Task:
Copy the stretch of the listing from the line containing "- sum-formula: S" through the line containing "- xor-gate-2-label: 异或: [394, 467, 414, 479]", both included, reproducing each line character for character.

--------------------

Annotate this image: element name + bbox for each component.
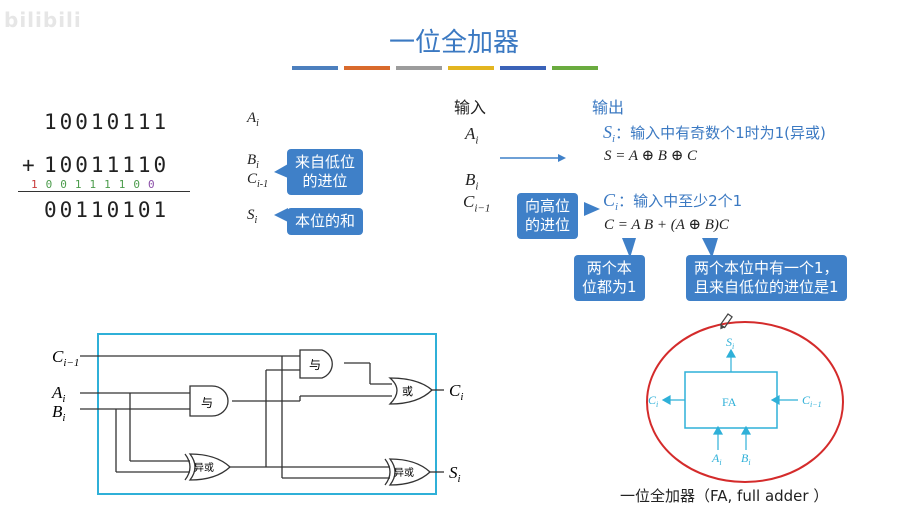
- sum-formula: S = A ⊕ B ⊕ C: [604, 148, 698, 164]
- fa-right-label: Ci−1: [802, 393, 822, 409]
- circuit-output-s: Si: [449, 463, 461, 485]
- carry-digit: 1: [31, 178, 46, 191]
- circuit-frame: [97, 333, 437, 495]
- title-bar-2: [396, 66, 442, 70]
- carry-row: 100111100: [31, 178, 163, 191]
- carry-digit: 0: [133, 178, 148, 191]
- fa-label: FA: [722, 395, 737, 409]
- fa-bottom-a-label: Ai: [711, 451, 722, 467]
- sum-line: [18, 191, 190, 192]
- callout-one-and-carry: 两个本位中有一个1， 且来自低位的进位是1: [686, 255, 847, 301]
- carry-digit: 0: [148, 178, 163, 191]
- logic-circuit: Ci−1 Ai Bi 与 与 或 异或 异或 Ci Si: [51, 333, 463, 495]
- title-bar-3: [448, 66, 494, 70]
- or-gate-label: 或: [402, 385, 413, 398]
- fa-bottom-b-label: Bi: [741, 451, 751, 467]
- carry-digit: 1: [89, 178, 105, 191]
- carry-digit: 0: [45, 178, 61, 191]
- sum-result: 00110101: [44, 198, 170, 222]
- io-arrow: [500, 154, 566, 162]
- carry-digit: 0: [60, 178, 75, 191]
- io-input-a: Ai: [465, 124, 479, 147]
- callout-carry-in: 来自低位 的进位: [287, 149, 364, 195]
- label-b: Bi: [247, 152, 259, 171]
- fa-caption: 一位全加器（FA, full adder ）: [620, 487, 829, 505]
- page-title: 一位全加器: [388, 28, 519, 58]
- callout-both-ones: 两个本 位都为1: [574, 255, 645, 301]
- circuit-output-c: Ci: [449, 381, 463, 403]
- io-input-c: Ci−1: [463, 192, 491, 215]
- callout-pointer-carry-out: [584, 202, 600, 216]
- fa-top-label: Si: [726, 335, 734, 351]
- title-bar-4: [500, 66, 546, 70]
- carry-digit: 1: [74, 178, 90, 191]
- output-header: 输出: [592, 98, 625, 117]
- title-bar-0: [292, 66, 338, 70]
- label-a: Ai: [247, 110, 259, 129]
- circuit-input-b: Bi: [52, 402, 65, 424]
- and-gate-1-label: 与: [201, 396, 213, 410]
- xor-gate-2-label: 异或: [394, 467, 414, 479]
- title-bar-5: [552, 66, 598, 70]
- callout-sum-bit: 本位的和: [287, 208, 364, 235]
- fa-left-label: Ci: [648, 393, 658, 409]
- io-input-b: Bi: [465, 170, 479, 193]
- carry-output-desc: Ci：输入中至少2个1: [603, 190, 743, 214]
- plus-sign: +: [22, 153, 38, 177]
- and-gate-2-label: 与: [309, 358, 321, 372]
- carry-formula: C = A B + (A ⊕ B)C: [604, 217, 729, 233]
- title-color-bars: [292, 66, 598, 70]
- addend-b: 10011110: [44, 153, 170, 177]
- fa-block-diagram: FA Si Ci Ci−1 Ai Bi: [646, 313, 844, 483]
- callout-carry-out: 向高位 的进位: [517, 193, 579, 239]
- carry-digit: 1: [118, 178, 134, 191]
- title-bar-1: [344, 66, 390, 70]
- label-s: Si: [247, 207, 258, 226]
- xor-gate-1-label: 异或: [194, 462, 214, 474]
- sum-output-desc: Si：输入中有奇数个1时为1(异或): [603, 122, 826, 146]
- circuit-input-c: Ci−1: [52, 347, 79, 369]
- input-header: 输入: [454, 98, 487, 117]
- label-c: Ci-1: [247, 171, 269, 190]
- addend-a: 10010111: [44, 110, 170, 134]
- carry-digit: 1: [104, 178, 119, 191]
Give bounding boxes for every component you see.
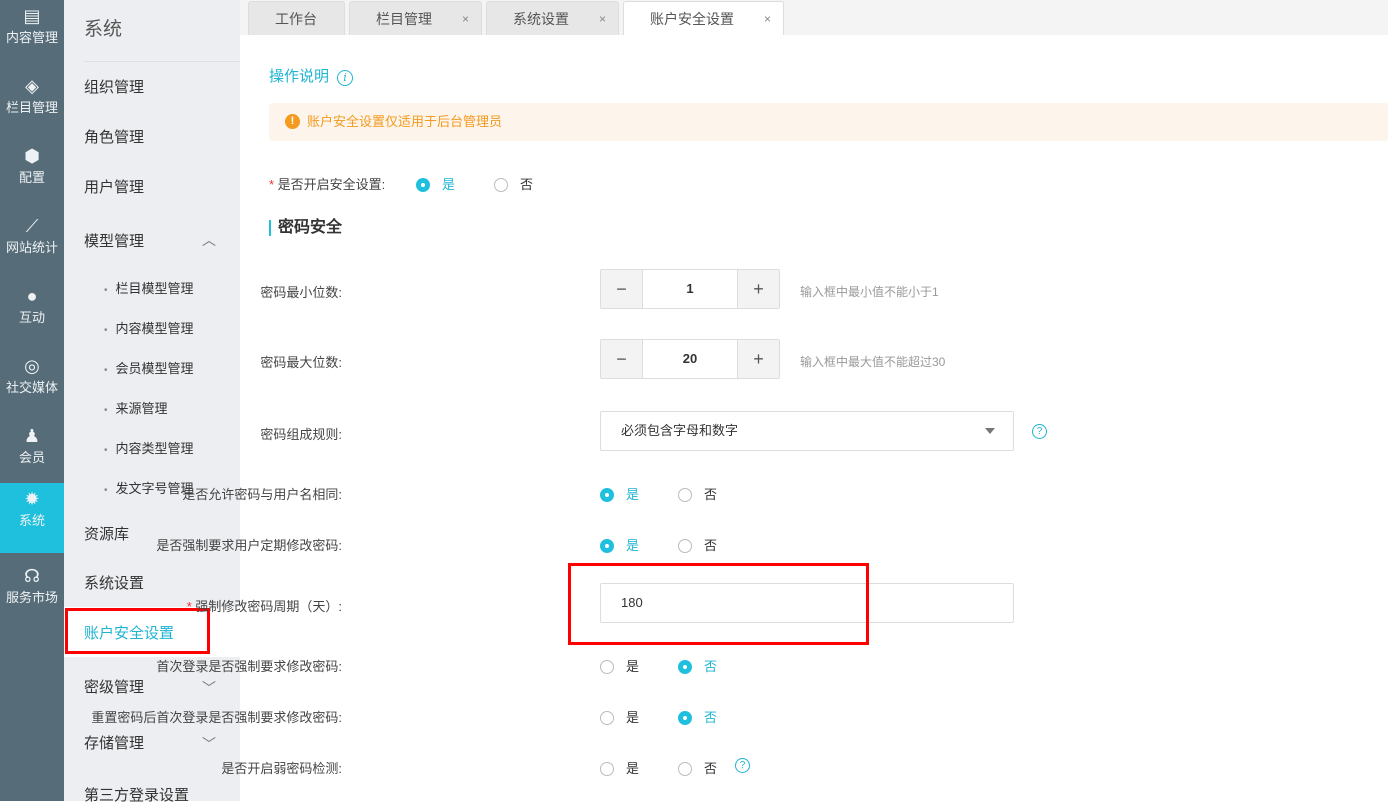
chevron-down-icon[interactable]: ﹀ bbox=[202, 678, 216, 698]
layers-icon: ◈ bbox=[25, 76, 39, 96]
icon-rail: ▤ 内容管理 ◈ 栏目管理 ⬢ 配置 ⟋ 网站统计 ● 互动 ◎ 社交媒体 ♟ 会员 ✹ 系统 … bbox=[0, 0, 64, 801]
period-label: * 强制修改密码周期（天）: bbox=[186, 599, 342, 614]
headset-icon: ☊ bbox=[24, 566, 40, 586]
sidebar-item-org[interactable]: 组织管理 bbox=[84, 76, 144, 97]
info-icon: i bbox=[337, 70, 354, 86]
sidebar-item-storage[interactable]: 存储管理 bbox=[84, 732, 144, 753]
force-change-label: 是否强制要求用户定期修改密码: bbox=[156, 538, 342, 553]
help-link[interactable]: 操作说明 i bbox=[269, 65, 354, 86]
warning-icon: ! bbox=[285, 114, 300, 129]
rail-social[interactable]: ◎ 社交媒体 bbox=[0, 350, 64, 420]
tab-system-settings[interactable]: 系统设置 × bbox=[486, 1, 619, 35]
sidebar-subitem[interactable]: 来源管理 bbox=[104, 398, 168, 417]
force-yes-radio[interactable]: 是 bbox=[600, 535, 639, 554]
enable-no-radio[interactable]: 否 bbox=[494, 174, 533, 193]
min-length-hint: 输入框中最小值不能小于1 bbox=[800, 285, 939, 299]
rail-stats[interactable]: ⟋ 网站统计 bbox=[0, 210, 64, 280]
tab-bar: 工作台 栏目管理 × 系统设置 × 账户安全设置 × bbox=[240, 0, 1388, 35]
member-icon: ♟ bbox=[23, 426, 41, 446]
chevron-up-icon[interactable]: ︿ bbox=[202, 230, 216, 250]
notice-banner: ! 账户安全设置仅适用于后台管理员 bbox=[269, 103, 1388, 141]
sidebar-subitem[interactable]: 内容模型管理 bbox=[104, 318, 194, 337]
sidebar-item-user[interactable]: 用户管理 bbox=[84, 176, 144, 197]
box-icon: ⬢ bbox=[24, 146, 40, 166]
max-length-input[interactable]: 20 bbox=[642, 340, 738, 378]
plus-button[interactable]: + bbox=[738, 340, 779, 378]
sidebar-subitem[interactable]: 会员模型管理 bbox=[104, 358, 194, 377]
close-icon[interactable]: × bbox=[599, 2, 606, 36]
max-length-label: 密码最大位数: bbox=[260, 355, 342, 370]
force-no-radio[interactable]: 否 bbox=[678, 535, 717, 554]
sidebar-item-system-settings[interactable]: 系统设置 bbox=[84, 572, 144, 593]
same-username-label: 是否允许密码与用户名相同: bbox=[182, 487, 342, 502]
tab-columns[interactable]: 栏目管理 × bbox=[349, 1, 482, 35]
tab-account-security[interactable]: 账户安全设置 × bbox=[623, 1, 784, 35]
rail-market[interactable]: ☊ 服务市场 bbox=[0, 560, 64, 630]
main-content: 操作说明 i ! 账户安全设置仅适用于后台管理员 * 是否开启安全设置: 是 否 密… bbox=[91, 35, 1388, 801]
chevron-down-icon[interactable]: ﹀ bbox=[202, 734, 216, 754]
plus-button[interactable]: + bbox=[738, 270, 779, 308]
max-length-hint: 输入框中最大值不能超过30 bbox=[800, 355, 946, 369]
section-title: 密码安全 bbox=[269, 220, 342, 236]
close-icon[interactable]: × bbox=[764, 2, 771, 36]
min-length-stepper[interactable]: −1 + bbox=[600, 269, 780, 309]
weak-yes-radio[interactable]: 是 bbox=[600, 758, 639, 777]
chart-icon: ⟋ bbox=[25, 216, 39, 236]
enable-yes-radio[interactable]: 是 bbox=[416, 174, 455, 193]
tab-workbench[interactable]: 工作台 bbox=[248, 1, 345, 35]
weak-no-radio[interactable]: 否 bbox=[678, 758, 717, 777]
sidebar-item-model[interactable]: 模型管理 bbox=[84, 230, 144, 251]
enable-label: * 是否开启安全设置: bbox=[269, 177, 386, 192]
minus-button[interactable]: − bbox=[601, 340, 642, 378]
sidebar-item-resources[interactable]: 资源库 bbox=[84, 523, 129, 544]
divider bbox=[84, 61, 240, 62]
sidebar-subitem[interactable]: 栏目模型管理 bbox=[104, 278, 194, 297]
caret-down-icon bbox=[985, 428, 995, 439]
min-length-input[interactable]: 1 bbox=[642, 270, 738, 308]
sidebar-title: 系统 bbox=[84, 19, 123, 40]
close-icon[interactable]: × bbox=[462, 2, 469, 36]
rail-columns[interactable]: ◈ 栏目管理 bbox=[0, 70, 64, 140]
reset-login-label: 重置密码后首次登录是否强制要求修改密码: bbox=[91, 710, 342, 725]
rail-config[interactable]: ⬢ 配置 bbox=[0, 140, 64, 210]
highlight-box bbox=[568, 563, 869, 645]
rail-member[interactable]: ♟ 会员 bbox=[0, 420, 64, 490]
rail-interact[interactable]: ● 互动 bbox=[0, 280, 64, 350]
document-icon: ▤ bbox=[23, 6, 41, 26]
help-icon[interactable]: ? bbox=[1032, 424, 1047, 439]
sidebar-subitem[interactable]: 内容类型管理 bbox=[104, 438, 194, 457]
minus-button[interactable]: − bbox=[601, 270, 642, 308]
gear-icon: ✹ bbox=[24, 489, 40, 509]
reset-no-radio[interactable]: 否 bbox=[678, 707, 717, 726]
rule-select[interactable]: 必须包含字母和数字 bbox=[600, 411, 1014, 451]
sidebar-subitem[interactable]: 发文字号管理 bbox=[104, 478, 194, 497]
social-icon: ◎ bbox=[24, 356, 40, 376]
first-no-radio[interactable]: 否 bbox=[678, 656, 717, 675]
first-login-label: 首次登录是否强制要求修改密码: bbox=[156, 659, 342, 674]
weak-check-label: 是否开启弱密码检测: bbox=[221, 761, 342, 776]
rail-system[interactable]: ✹ 系统 bbox=[0, 483, 64, 553]
reset-yes-radio[interactable]: 是 bbox=[600, 707, 639, 726]
sidebar-item-role[interactable]: 角色管理 bbox=[84, 126, 144, 147]
sidebar-item-classification[interactable]: 密级管理 bbox=[84, 676, 144, 697]
same-yes-radio[interactable]: 是 bbox=[600, 484, 639, 503]
rail-content[interactable]: ▤ 内容管理 bbox=[0, 0, 64, 70]
sidebar: 系统 组织管理 角色管理 用户管理 模型管理 ︿ 栏目模型管理 内容模型管理 会… bbox=[64, 0, 240, 804]
first-yes-radio[interactable]: 是 bbox=[600, 656, 639, 675]
max-length-stepper[interactable]: −20 + bbox=[600, 339, 780, 379]
help-icon[interactable]: ? bbox=[735, 758, 750, 773]
sidebar-item-third-party-login[interactable]: 第三方登录设置 bbox=[84, 784, 189, 805]
chat-icon: ● bbox=[26, 286, 38, 306]
same-no-radio[interactable]: 否 bbox=[678, 484, 717, 503]
rule-label: 密码组成规则: bbox=[260, 427, 342, 442]
min-length-label: 密码最小位数: bbox=[260, 285, 342, 300]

--------------------

Complete answer:
- sum-formula: S = A ⊕ B ⊕ C: [604, 148, 698, 164]
- fa-right-label: Ci−1: [802, 393, 822, 409]
- circuit-output-s: Si: [449, 463, 461, 485]
- carry-digit: 1: [31, 178, 46, 191]
- circuit-frame: [97, 333, 437, 495]
- title-bar-2: [396, 66, 442, 70]
- carry-row: 100111100: [31, 178, 163, 191]
- carry-digit: 0: [133, 178, 148, 191]
- fa-label: FA: [722, 395, 737, 409]
- fa-bottom-a-label: Ai: [711, 451, 722, 467]
- sum-line: [18, 191, 190, 192]
- callout-one-and-carry: 两个本位中有一个1， 且来自低位的进位是1: [686, 255, 847, 301]
- carry-digit: 0: [148, 178, 163, 191]
- logic-circuit: Ci−1 Ai Bi 与 与 或 异或 异或 Ci Si: [51, 333, 463, 495]
- title-bar-3: [448, 66, 494, 70]
- or-gate-label: 或: [402, 385, 413, 398]
- fa-bottom-b-label: Bi: [741, 451, 751, 467]
- carry-digit: 1: [89, 178, 105, 191]
- carry-digit: 0: [45, 178, 61, 191]
- sum-result: 00110101: [44, 198, 170, 222]
- io-arrow: [500, 154, 566, 162]
- carry-digit: 0: [60, 178, 75, 191]
- io-input-a: Ai: [465, 124, 479, 147]
- callout-carry-in: 来自低位 的进位: [287, 149, 364, 195]
- label-b: Bi: [247, 152, 259, 171]
- fa-caption: 一位全加器（FA, full adder ）: [620, 487, 829, 505]
- page-title: 一位全加器: [388, 28, 519, 58]
- callout-both-ones: 两个本 位都为1: [574, 255, 645, 301]
- circuit-output-c: Ci: [449, 381, 463, 403]
- io-input-c: Ci−1: [463, 192, 491, 215]
- callout-pointer-carry-out: [584, 202, 600, 216]
- fa-top-label: Si: [726, 335, 734, 351]
- title-bar-4: [500, 66, 546, 70]
- carry-digit: 1: [74, 178, 90, 191]
- output-header: 输出: [592, 98, 625, 117]
- title-bar-0: [292, 66, 338, 70]
- label-a: Ai: [247, 110, 259, 129]
- circuit-input-b: Bi: [52, 402, 65, 424]
- and-gate-1-label: 与: [201, 396, 213, 410]
- xor-gate-2-label: 异或: [394, 467, 414, 479]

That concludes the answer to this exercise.